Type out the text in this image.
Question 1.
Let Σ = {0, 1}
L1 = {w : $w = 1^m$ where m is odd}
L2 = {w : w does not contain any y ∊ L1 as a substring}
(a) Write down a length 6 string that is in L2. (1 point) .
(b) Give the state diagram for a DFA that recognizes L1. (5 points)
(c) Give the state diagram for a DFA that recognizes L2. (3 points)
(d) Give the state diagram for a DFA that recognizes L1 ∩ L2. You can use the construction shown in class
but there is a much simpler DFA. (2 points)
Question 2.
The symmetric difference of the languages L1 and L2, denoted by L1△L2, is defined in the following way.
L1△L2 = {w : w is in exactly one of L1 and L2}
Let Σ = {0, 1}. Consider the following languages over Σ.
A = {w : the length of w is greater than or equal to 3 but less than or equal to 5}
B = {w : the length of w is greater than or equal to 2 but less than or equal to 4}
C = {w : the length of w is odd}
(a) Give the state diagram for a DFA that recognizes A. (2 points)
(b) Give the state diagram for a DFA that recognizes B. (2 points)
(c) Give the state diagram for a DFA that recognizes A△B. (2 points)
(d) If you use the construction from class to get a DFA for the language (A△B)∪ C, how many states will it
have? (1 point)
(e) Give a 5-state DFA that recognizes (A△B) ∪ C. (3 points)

##############################

#### Work to complete
Pull out each line holding the string "class".

#### Complete output
(d) Give the state diagram for a DFA that recognizes L1 ∩ L2. You can use the construction shown in class
(d) If you use the construction from class to get a DFA for the language (A△B)∪ C, how many states will it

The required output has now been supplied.